= What this task involves =
Only the pictures are omitted; repeat all other data exactly.

[Extracted data entries]
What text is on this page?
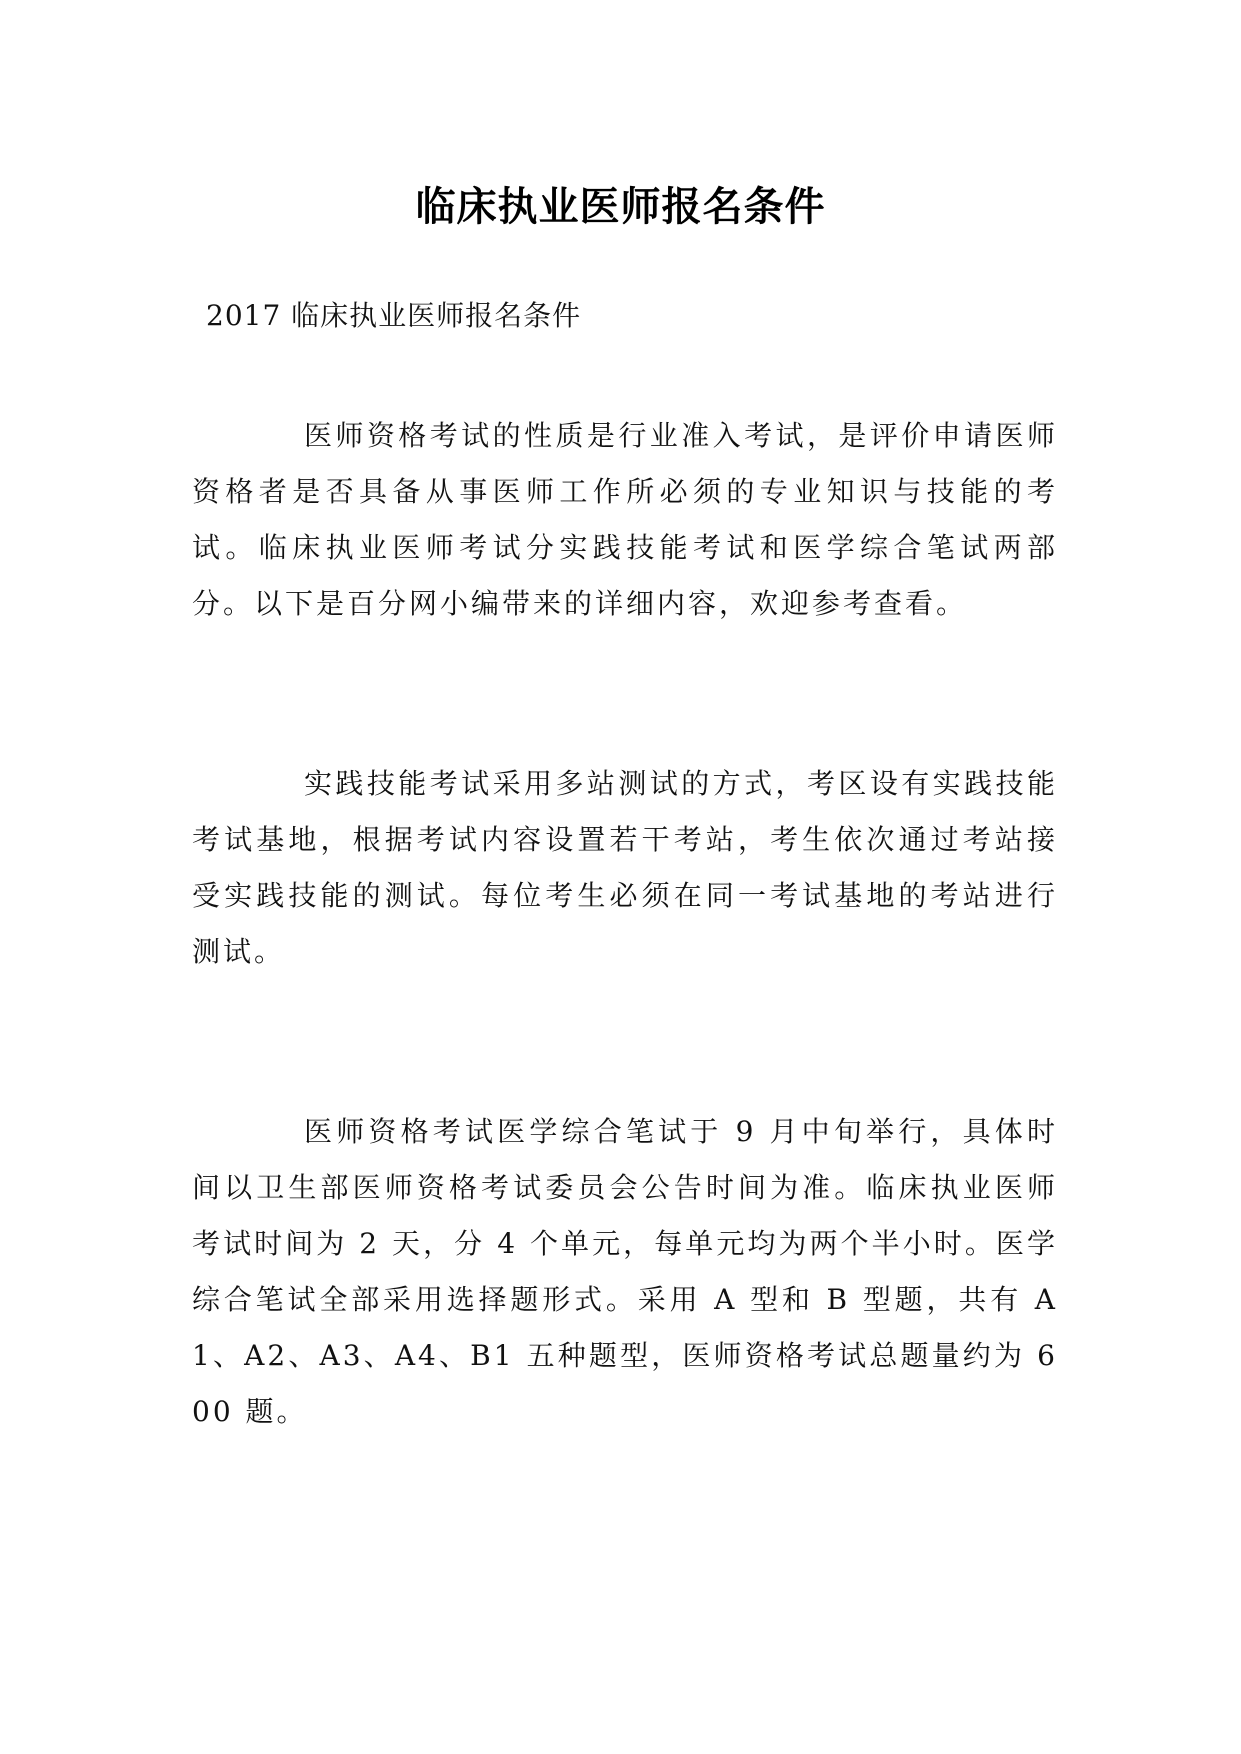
临床执业医师报名条件
2017 临床执业医师报名条件

医师资格考试的性质是行业准入考试，是评价申请医师资格者是否具备从事医师工作所必须的专业知识与技能的考试。临床执业医师考试分实践技能考试和医学综合笔试两部分。以下是百分网小编带来的详细内容，欢迎参考查看。

实践技能考试采用多站测试的方式，考区设有实践技能考试基地，根据考试内容设置若干考站，考生依次通过考站接受实践技能的测试。每位考生必须在同一考试基地的考站进行测试。

医师资格考试医学综合笔试于 9 月中旬举行，具体时间以卫生部医师资格考试委员会公告时间为准。临床执业医师考试时间为 2 天，分 4 个单元，每单元均为两个半小时。医学综合笔试全部采用选择题形式。采用 A 型和 B 型题，共有 A1、A2、A3、A4、B1 五种题型，医师资格考试总题量约为 600 题。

= The solution =
What text is on this page?
临床执业医师报名条件
2017 临床执业医师报名条件

医师资格考试的性质是行业准入考试，是评价申请医师资格者是否具备从事医师工作所必须的专业知识与技能的考试。临床执业医师考试分实践技能考试和医学综合笔试两部分。以下是百分网小编带来的详细内容，欢迎参考查看。

实践技能考试采用多站测试的方式，考区设有实践技能考试基地，根据考试内容设置若干考站，考生依次通过考站接受实践技能的测试。每位考生必须在同一考试基地的考站进行测试。

医师资格考试医学综合笔试于 9 月中旬举行，具体时间以卫生部医师资格考试委员会公告时间为准。临床执业医师考试时间为 2 天，分 4 个单元，每单元均为两个半小时。医学综合笔试全部采用选择题形式。采用 A 型和 B 型题，共有 A1、A2、A3、A4、B1 五种题型，医师资格考试总题量约为 600 题。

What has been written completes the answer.